--- Data provided ---

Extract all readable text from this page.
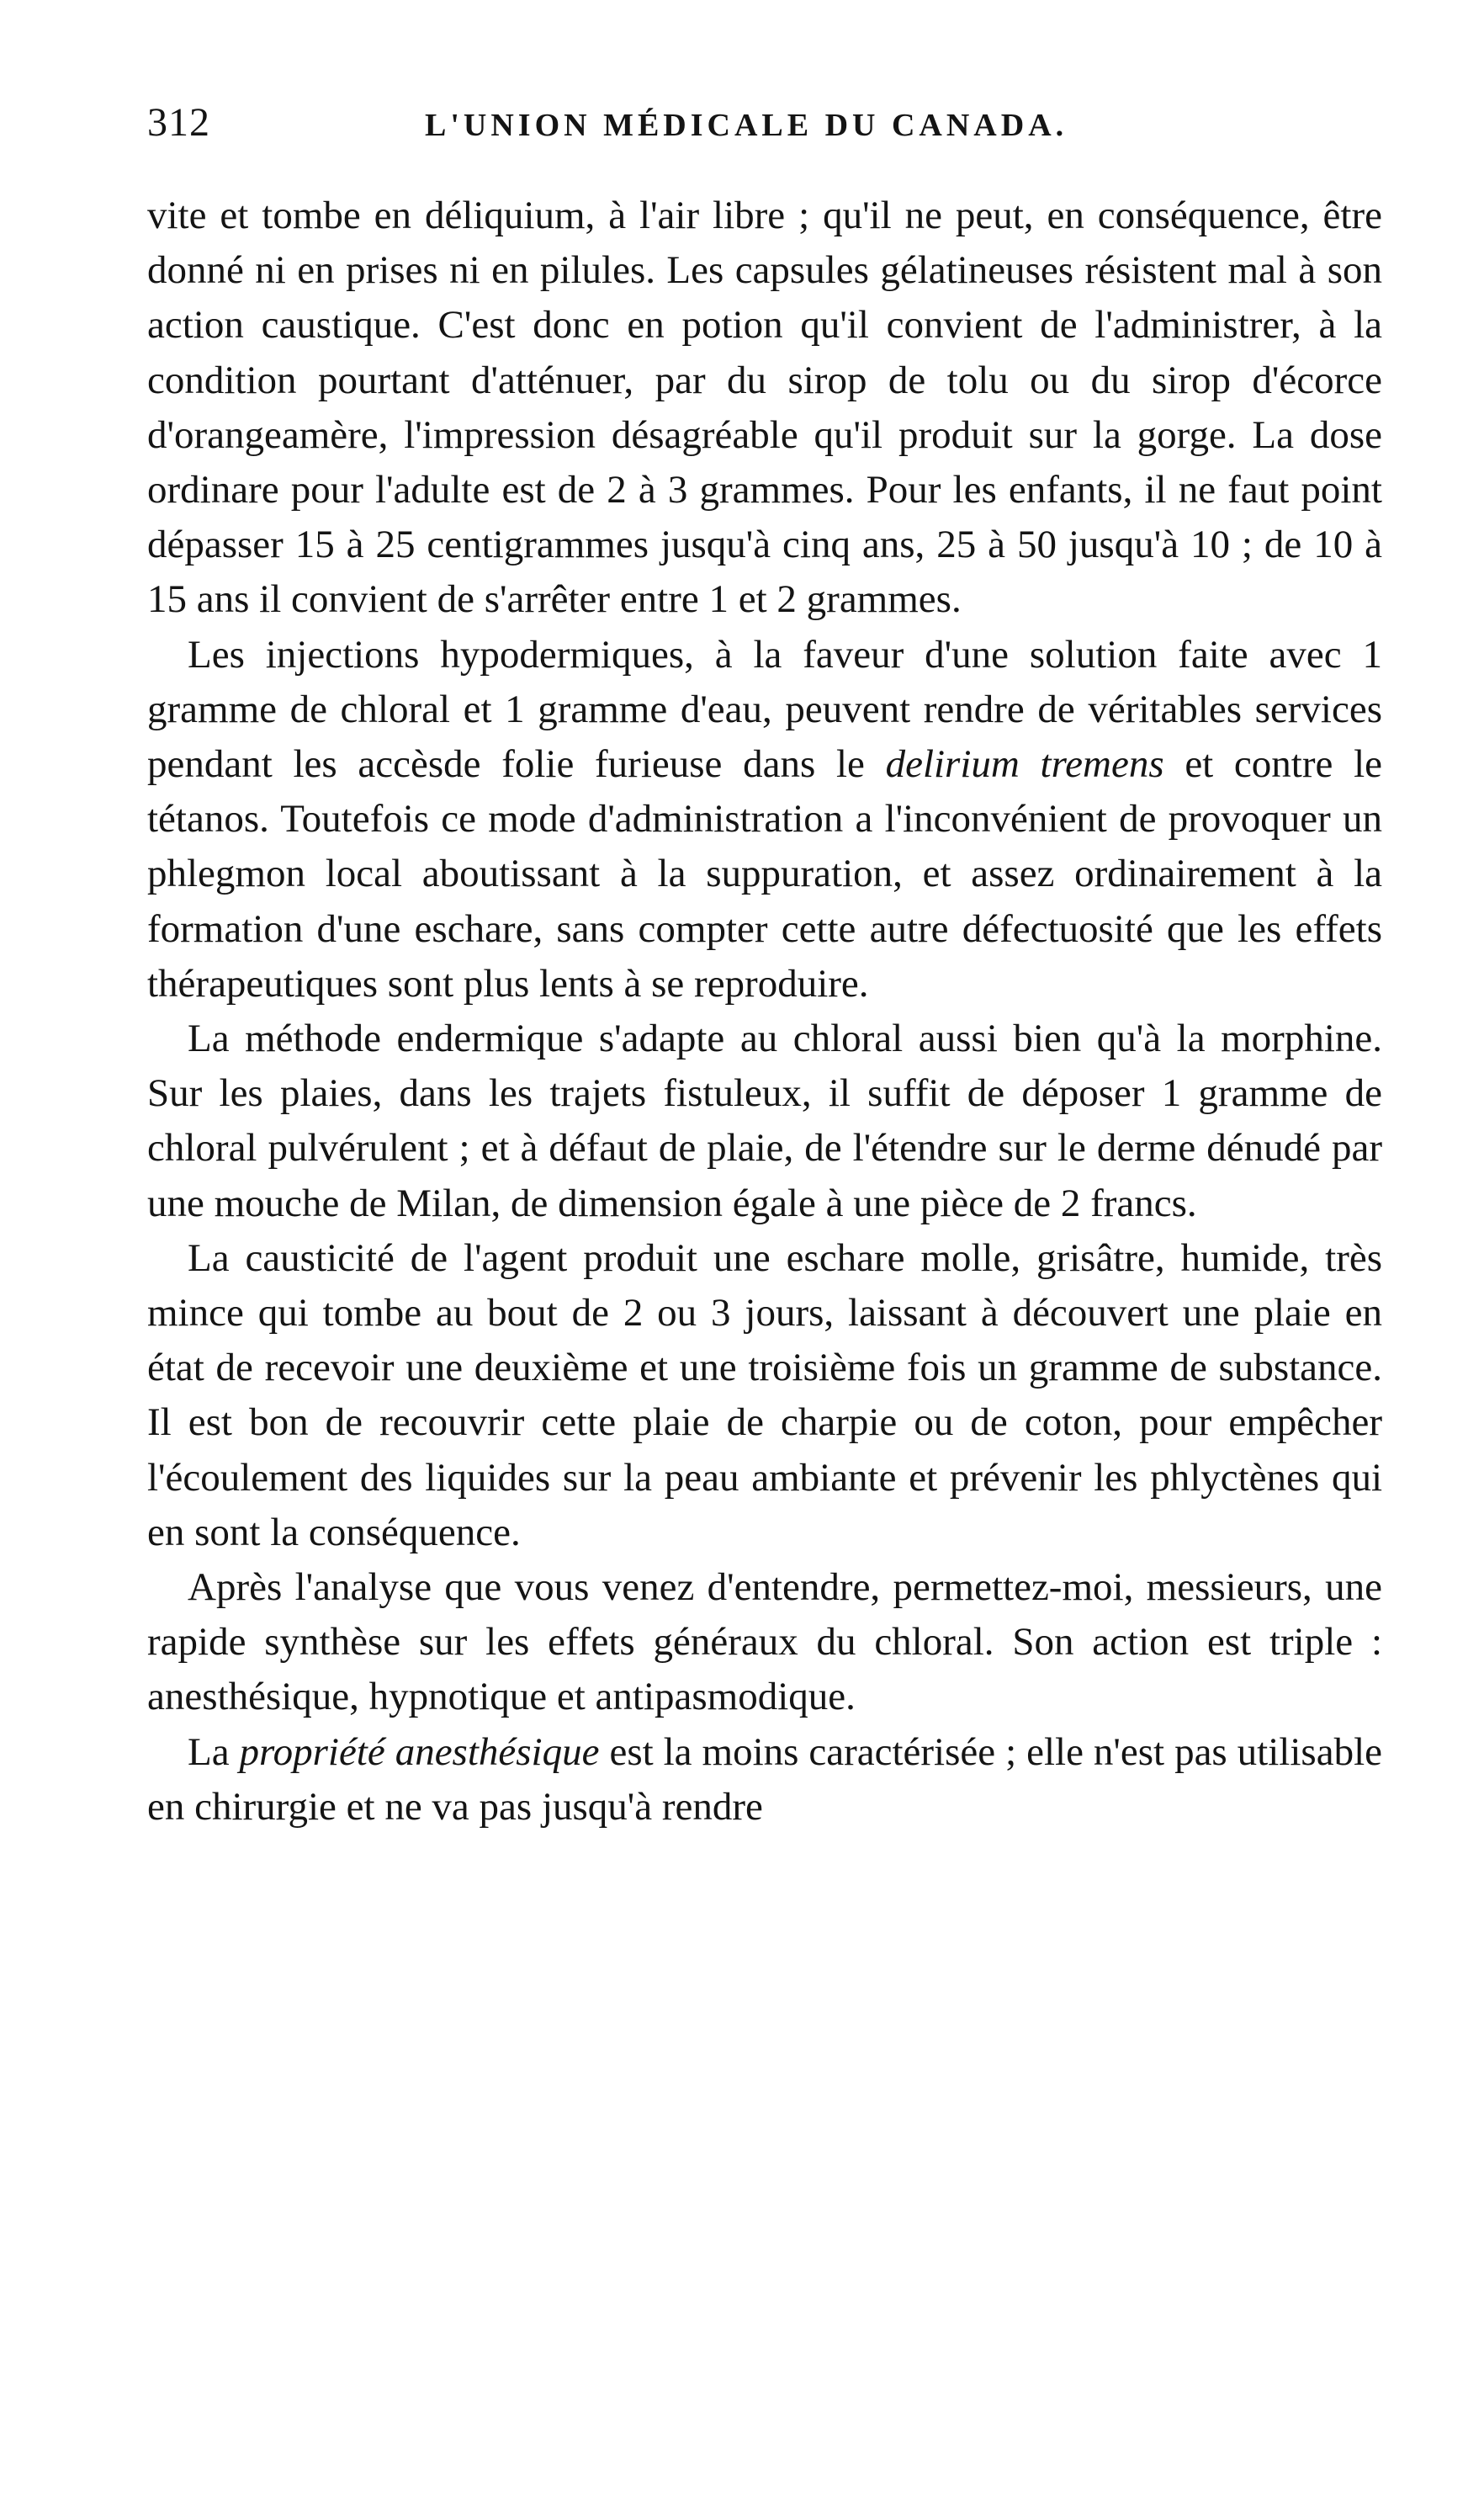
312	L'UNION MÉDICALE DU CANADA.

vite et tombe en déliquium, à l'air libre ; qu'il ne peut, en conséquence, être donné ni en prises ni en pilules. Les capsules gélatineuses résistent mal à son action caustique. C'est donc en potion qu'il convient de l'administrer, à la condition pourtant d'atténuer, par du sirop de tolu ou du sirop d'écorce d'orangeamère, l'impression désagréable qu'il produit sur la gorge. La dose ordinare pour l'adulte est de 2 à 3 grammes. Pour les enfants, il ne faut point dépasser 15 à 25 centigrammes jusqu'à cinq ans, 25 à 50 jusqu'à 10 ; de 10 à 15 ans il convient de s'arrêter entre 1 et 2 grammes.

Les injections hypodermiques, à la faveur d'une solution faite avec 1 gramme de chloral et 1 gramme d'eau, peuvent rendre de véritables services pendant les accèsde folie furieuse dans le delirium tremens et contre le tétanos. Toutefois ce mode d'administration a l'inconvénient de provoquer un phlegmon local aboutissant à la suppuration, et assez ordinairement à la formation d'une eschare, sans compter cette autre défectuosité que les effets thérapeutiques sont plus lents à se reproduire.

La méthode endermique s'adapte au chloral aussi bien qu'à la morphine. Sur les plaies, dans les trajets fistuleux, il suffit de déposer 1 gramme de chloral pulvérulent ; et à défaut de plaie, de l'étendre sur le derme dénudé par une mouche de Milan, de dimension égale à une pièce de 2 francs.

La causticité de l'agent produit une eschare molle, grisâtre, humide, très mince qui tombe au bout de 2 ou 3 jours, laissant à découvert une plaie en état de recevoir une deuxième et une troisième fois un gramme de substance. Il est bon de recouvrir cette plaie de charpie ou de coton, pour empêcher l'écoulement des liquides sur la peau ambiante et prévenir les phlyctènes qui en sont la conséquence.

Après l'analyse que vous venez d'entendre, permettez-moi, messieurs, une rapide synthèse sur les effets généraux du chloral. Son action est triple : anesthésique, hypnotique et antipasmodique.

La propriété anesthésique est la moins caractérisée ; elle n'est pas utilisable en chirurgie et ne va pas jusqu'à rendre
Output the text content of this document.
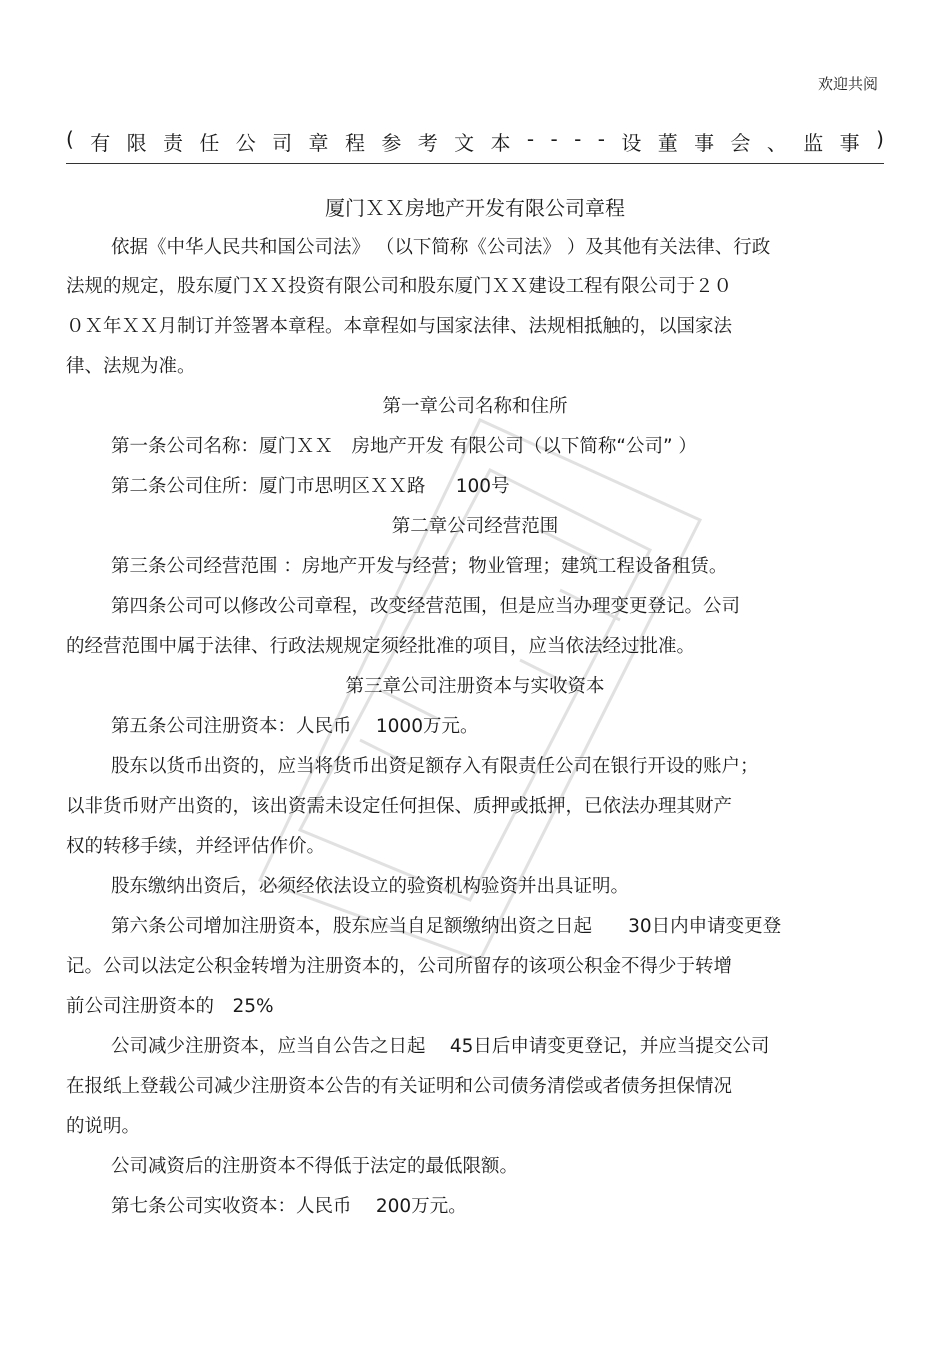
欢迎共阅
( 有 限 责 任 公 司 章 程 参 考 文 本 - - - - 设 董 事 会 、 监 事 )
厦门ＸＸ房地产开发有限公司章程
依据《中华人民共和国公司法》 （以下简称《公司法》 ）及其他有关法律、行政
法规的规定，股东厦门ＸＸ投资有限公司和股东厦门ＸＸ建设工程有限公司于２０
０Ｘ年ＸＸ月制订并签署本章程。本章程如与国家法律、法规相抵触的，以国家法
律、法规为准。
第一章公司名称和住所
第一条公司名称：厦门ＸＸ　房地产开发 有限公司（以下简称“公司” ）
第二条公司住所：厦门市思明区ＸＸ路　  100号
第二章公司经营范围
第三条公司经营范围 ：房地产开发与经营；物业管理；建筑工程设备租赁。
第四条公司可以修改公司章程，改变经营范围，但是应当办理变更登记。公司
的经营范围中属于法律、行政法规规定须经批准的项目，应当依法经过批准。
第三章公司注册资本与实收资本
第五条公司注册资本：人民币　 1000万元。
股东以货币出资的，应当将货币出资足额存入有限责任公司在银行开设的账户；
以非货币财产出资的，该出资需未设定任何担保、质押或抵押，已依法办理其财产
权的转移手续，并经评估作价。
股东缴纳出资后，必须经依法设立的验资机构验资并出具证明。
第六条公司增加注册资本，股东应当自足额缴纳出资之日起　   30日内申请变更登
记。公司以法定公积金转增为注册资本的，公司所留存的该项公积金不得少于转增
前公司注册资本的　25%
公司减少注册资本，应当自公告之日起　 45日后申请变更登记，并应当提交公司
在报纸上登载公司减少注册资本公告的有关证明和公司债务清偿或者债务担保情况
的说明。
公司减资后的注册资本不得低于法定的最低限额。
第七条公司实收资本：人民币　 200万元。
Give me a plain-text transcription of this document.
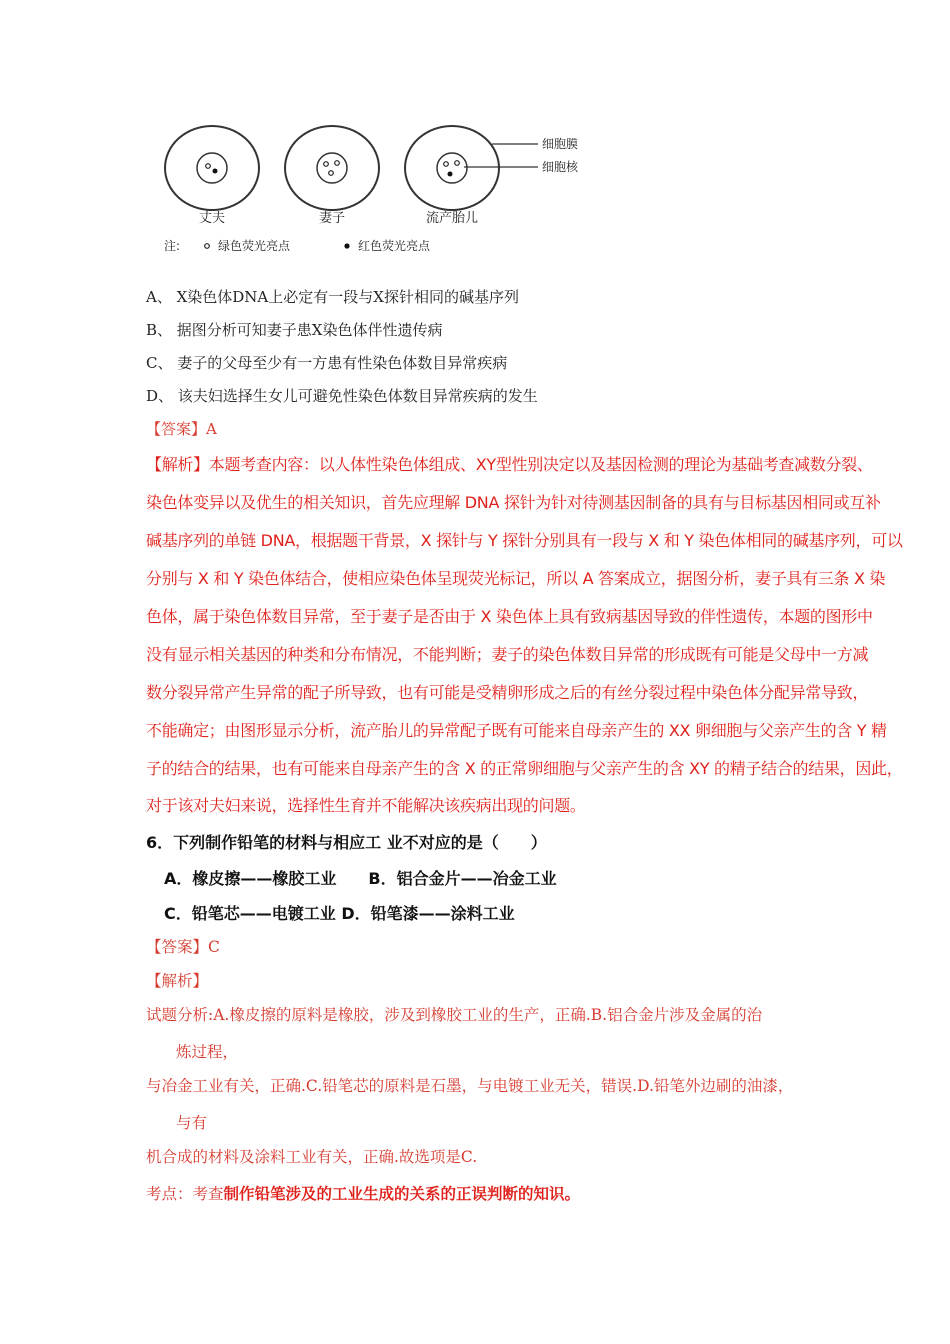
细胞膜
细胞核
丈夫	妻子	流产胎儿
注:	绿色荧光亮点	红色荧光亮点
A、 X染色体DNA上必定有一段与X探针相同的碱基序列
B、 据图分析可知妻子患X染色体伴性遗传病
C、 妻子的父母至少有一方患有性染色体数目异常疾病
D、 该夫妇选择生女儿可避免性染色体数目异常疾病的发生
【答案】A
【解析】本题考查内容：以人体性染色体组成、XY型性别决定以及基因检测的理论为基础考查减数分裂、
染色体变异以及优生的相关知识，首先应理解 DNA 探针为针对待测基因制备的具有与目标基因相同或互补
碱基序列的单链 DNA，根据题干背景，X 探针与 Y 探针分别具有一段与 X 和 Y 染色体相同的碱基序列，可以
分别与 X 和 Y 染色体结合，使相应染色体呈现荧光标记，所以 A 答案成立，据图分析，妻子具有三条 X 染
色体，属于染色体数目异常，至于妻子是否由于 X 染色体上具有致病基因导致的伴性遗传，本题的图形中
没有显示相关基因的种类和分布情况，不能判断；妻子的染色体数目异常的形成既有可能是父母中一方减
数分裂异常产生异常的配子所导致，也有可能是受精卵形成之后的有丝分裂过程中染色体分配异常导致，
不能确定；由图形显示分析，流产胎儿的异常配子既有可能来自母亲产生的 XX 卵细胞与父亲产生的含 Y 精
子的结合的结果，也有可能来自母亲产生的含 X 的正常卵细胞与父亲产生的含 XY 的精子结合的结果，因此，
对于该对夫妇来说，选择性生育并不能解决该疾病出现的问题。
6．下列制作铅笔的材料与相应工 业不对应的是（　　）
A．橡皮擦——橡胶工业　　B．铝合金片——冶金工业
C．铅笔芯——电镀工业 D．铅笔漆——涂料工业
【答案】C
【解析】
试题分析:A.橡皮擦的原料是橡胶，涉及到橡胶工业的生产，正确.B.铝合金片涉及金属的治
炼过程，
与冶金工业有关，正确.C.铅笔芯的原料是石墨，与电镀工业无关，错误.D.铅笔外边刷的油漆，
与有
机合成的材料及涂料工业有关，正确.故选项是C.
考点：考查制作铅笔涉及的工业生成的关系的正误判断的知识。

---

* [Work instructions]: How many lines of the data contain the word "plaie"? Answer with the number alone.

* [Solution to the exercise]: 2